(Problem details)
Find the lines holding the word "完成预算的" and collect them.

# start of Listed records

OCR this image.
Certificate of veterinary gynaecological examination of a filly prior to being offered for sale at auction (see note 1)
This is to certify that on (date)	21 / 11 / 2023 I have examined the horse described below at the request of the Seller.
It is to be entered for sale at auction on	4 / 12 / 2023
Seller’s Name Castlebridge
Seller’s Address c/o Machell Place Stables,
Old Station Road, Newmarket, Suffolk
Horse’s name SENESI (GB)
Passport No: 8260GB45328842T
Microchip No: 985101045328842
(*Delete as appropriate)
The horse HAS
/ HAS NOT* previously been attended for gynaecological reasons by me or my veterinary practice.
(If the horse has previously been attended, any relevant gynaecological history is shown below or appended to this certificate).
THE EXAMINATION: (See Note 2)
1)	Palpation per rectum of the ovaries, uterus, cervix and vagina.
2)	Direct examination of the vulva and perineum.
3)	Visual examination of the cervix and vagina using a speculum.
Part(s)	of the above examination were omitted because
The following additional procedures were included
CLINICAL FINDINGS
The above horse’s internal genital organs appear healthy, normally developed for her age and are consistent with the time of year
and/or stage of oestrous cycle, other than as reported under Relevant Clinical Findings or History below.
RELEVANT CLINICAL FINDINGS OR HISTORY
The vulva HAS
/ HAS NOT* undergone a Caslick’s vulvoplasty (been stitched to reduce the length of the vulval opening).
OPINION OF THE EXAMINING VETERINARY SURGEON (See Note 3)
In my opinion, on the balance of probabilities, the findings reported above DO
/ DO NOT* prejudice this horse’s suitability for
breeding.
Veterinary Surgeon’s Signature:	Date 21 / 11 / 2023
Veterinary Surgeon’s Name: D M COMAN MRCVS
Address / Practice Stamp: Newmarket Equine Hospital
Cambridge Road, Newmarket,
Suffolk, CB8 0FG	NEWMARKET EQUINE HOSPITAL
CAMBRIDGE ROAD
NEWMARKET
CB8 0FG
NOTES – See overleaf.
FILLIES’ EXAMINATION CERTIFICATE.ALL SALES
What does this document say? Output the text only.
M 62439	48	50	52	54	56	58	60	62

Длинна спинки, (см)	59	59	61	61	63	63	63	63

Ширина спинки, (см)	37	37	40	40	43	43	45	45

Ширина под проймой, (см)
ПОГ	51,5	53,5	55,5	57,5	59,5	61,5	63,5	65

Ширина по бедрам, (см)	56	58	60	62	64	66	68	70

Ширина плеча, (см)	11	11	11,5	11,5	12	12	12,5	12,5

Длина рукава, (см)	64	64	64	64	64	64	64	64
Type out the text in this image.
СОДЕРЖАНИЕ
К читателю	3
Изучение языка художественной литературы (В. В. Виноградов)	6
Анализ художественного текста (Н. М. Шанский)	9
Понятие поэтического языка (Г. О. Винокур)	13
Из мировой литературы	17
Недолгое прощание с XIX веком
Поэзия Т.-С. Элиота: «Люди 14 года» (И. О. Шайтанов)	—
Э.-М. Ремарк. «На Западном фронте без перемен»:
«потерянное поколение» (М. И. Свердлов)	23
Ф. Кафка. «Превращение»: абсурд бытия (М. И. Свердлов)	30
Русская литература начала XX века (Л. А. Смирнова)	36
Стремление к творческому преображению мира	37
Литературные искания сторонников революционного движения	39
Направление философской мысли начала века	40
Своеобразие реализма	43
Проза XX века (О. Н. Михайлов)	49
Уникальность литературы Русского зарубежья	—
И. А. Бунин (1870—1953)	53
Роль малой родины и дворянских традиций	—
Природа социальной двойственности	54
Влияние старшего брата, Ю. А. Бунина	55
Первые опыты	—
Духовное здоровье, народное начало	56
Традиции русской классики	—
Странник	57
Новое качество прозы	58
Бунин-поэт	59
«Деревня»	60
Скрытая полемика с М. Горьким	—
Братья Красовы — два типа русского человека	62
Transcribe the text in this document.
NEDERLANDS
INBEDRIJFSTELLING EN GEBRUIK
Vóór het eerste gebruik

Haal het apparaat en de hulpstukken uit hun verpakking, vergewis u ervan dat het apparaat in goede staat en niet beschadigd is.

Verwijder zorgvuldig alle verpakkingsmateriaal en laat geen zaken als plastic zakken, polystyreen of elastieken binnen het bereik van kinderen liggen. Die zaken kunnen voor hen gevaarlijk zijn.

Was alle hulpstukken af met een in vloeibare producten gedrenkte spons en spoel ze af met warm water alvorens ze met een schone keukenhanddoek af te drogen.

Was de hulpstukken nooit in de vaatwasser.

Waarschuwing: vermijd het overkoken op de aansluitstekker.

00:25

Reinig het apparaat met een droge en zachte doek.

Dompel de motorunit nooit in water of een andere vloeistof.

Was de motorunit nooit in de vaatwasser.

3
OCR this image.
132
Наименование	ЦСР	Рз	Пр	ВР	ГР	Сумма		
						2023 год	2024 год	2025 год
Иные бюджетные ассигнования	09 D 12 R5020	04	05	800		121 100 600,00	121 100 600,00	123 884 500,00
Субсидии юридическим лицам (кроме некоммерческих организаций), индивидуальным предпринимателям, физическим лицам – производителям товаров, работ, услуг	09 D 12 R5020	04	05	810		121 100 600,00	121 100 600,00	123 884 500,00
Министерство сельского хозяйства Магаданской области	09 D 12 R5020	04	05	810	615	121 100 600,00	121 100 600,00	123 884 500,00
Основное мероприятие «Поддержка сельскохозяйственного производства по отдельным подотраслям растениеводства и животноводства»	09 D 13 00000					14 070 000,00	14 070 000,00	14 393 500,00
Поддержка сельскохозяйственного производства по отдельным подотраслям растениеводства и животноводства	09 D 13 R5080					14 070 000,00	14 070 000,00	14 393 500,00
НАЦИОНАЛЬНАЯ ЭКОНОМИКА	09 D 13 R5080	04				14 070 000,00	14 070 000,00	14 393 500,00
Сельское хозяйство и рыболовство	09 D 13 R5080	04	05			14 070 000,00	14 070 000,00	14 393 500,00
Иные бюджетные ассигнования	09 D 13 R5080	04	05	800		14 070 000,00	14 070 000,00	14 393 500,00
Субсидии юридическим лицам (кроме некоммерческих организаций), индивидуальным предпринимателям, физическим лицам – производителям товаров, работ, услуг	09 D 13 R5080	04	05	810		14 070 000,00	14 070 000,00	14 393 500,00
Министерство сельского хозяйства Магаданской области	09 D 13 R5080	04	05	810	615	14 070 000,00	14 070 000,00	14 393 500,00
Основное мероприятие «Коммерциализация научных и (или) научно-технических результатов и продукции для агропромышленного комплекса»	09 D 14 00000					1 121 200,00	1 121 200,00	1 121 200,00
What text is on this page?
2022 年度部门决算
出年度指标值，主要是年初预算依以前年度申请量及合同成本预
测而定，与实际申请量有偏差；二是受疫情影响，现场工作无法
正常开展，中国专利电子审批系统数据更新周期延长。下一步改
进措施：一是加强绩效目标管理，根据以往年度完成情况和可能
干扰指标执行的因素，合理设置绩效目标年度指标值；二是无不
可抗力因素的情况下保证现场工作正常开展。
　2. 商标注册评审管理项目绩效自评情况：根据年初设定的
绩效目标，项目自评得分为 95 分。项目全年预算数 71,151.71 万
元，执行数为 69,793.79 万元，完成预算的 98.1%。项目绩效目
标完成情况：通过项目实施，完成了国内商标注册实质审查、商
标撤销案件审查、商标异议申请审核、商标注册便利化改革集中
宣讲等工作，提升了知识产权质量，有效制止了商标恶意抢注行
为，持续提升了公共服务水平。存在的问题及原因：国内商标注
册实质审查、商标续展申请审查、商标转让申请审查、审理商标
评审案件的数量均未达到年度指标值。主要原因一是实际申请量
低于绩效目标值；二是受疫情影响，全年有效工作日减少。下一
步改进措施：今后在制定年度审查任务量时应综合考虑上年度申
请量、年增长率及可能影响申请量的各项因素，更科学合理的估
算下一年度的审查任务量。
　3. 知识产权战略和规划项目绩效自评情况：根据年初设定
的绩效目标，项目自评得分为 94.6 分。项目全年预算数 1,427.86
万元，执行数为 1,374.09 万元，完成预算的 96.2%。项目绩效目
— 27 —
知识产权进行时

# end of Listed records

(In response)
元，执行数为 69,793.79 万元，完成预算的 98.1%。项目绩效目
万元，执行数为 1,374.09 万元，完成预算的 96.2%。项目绩效目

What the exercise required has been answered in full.